### Work to be completed:
Check every line of the material below for the string "enjoy", and return the ones that have it.
-- Begin Entries supplied --
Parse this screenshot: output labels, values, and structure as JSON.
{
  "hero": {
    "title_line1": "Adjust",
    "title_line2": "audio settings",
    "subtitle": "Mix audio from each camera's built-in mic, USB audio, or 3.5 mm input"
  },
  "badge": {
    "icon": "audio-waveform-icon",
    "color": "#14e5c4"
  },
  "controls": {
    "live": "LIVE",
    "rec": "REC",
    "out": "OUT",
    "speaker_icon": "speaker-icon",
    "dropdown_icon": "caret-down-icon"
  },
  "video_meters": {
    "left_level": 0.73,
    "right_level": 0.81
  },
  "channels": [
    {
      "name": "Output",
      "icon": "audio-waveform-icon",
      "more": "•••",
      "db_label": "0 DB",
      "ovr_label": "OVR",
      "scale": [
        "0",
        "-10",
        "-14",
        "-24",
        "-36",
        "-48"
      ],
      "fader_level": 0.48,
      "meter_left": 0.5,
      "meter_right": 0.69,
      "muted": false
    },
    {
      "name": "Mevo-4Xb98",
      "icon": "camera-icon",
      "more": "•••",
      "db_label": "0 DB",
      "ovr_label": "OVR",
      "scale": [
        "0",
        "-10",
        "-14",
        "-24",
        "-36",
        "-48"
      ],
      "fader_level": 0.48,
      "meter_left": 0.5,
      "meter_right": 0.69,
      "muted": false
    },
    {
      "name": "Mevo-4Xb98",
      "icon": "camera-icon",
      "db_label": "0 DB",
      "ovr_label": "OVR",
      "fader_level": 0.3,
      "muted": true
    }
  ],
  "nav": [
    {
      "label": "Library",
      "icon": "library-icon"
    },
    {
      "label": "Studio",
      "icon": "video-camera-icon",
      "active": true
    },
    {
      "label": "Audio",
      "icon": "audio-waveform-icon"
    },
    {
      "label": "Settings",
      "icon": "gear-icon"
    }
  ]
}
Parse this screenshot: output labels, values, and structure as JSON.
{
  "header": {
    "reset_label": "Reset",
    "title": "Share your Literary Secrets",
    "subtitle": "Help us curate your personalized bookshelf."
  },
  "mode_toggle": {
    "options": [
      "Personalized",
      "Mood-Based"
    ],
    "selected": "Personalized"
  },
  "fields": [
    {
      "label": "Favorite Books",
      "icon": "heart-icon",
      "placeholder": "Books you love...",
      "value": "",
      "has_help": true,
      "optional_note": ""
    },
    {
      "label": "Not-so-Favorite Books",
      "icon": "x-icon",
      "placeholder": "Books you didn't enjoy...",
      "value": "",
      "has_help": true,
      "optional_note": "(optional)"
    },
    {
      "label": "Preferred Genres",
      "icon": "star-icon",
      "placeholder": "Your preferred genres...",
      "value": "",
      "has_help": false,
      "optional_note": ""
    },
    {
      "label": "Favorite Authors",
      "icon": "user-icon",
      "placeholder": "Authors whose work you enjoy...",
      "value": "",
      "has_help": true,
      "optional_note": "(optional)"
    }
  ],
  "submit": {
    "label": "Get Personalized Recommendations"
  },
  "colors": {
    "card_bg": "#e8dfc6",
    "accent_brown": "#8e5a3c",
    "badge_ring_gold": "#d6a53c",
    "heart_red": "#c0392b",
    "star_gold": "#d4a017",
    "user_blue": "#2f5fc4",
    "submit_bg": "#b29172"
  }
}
-- End Entries supplied --
### Exercise result:
      "placeholder": "Books you didn't enjoy...",
      "placeholder": "Authors whose work you enjoy...",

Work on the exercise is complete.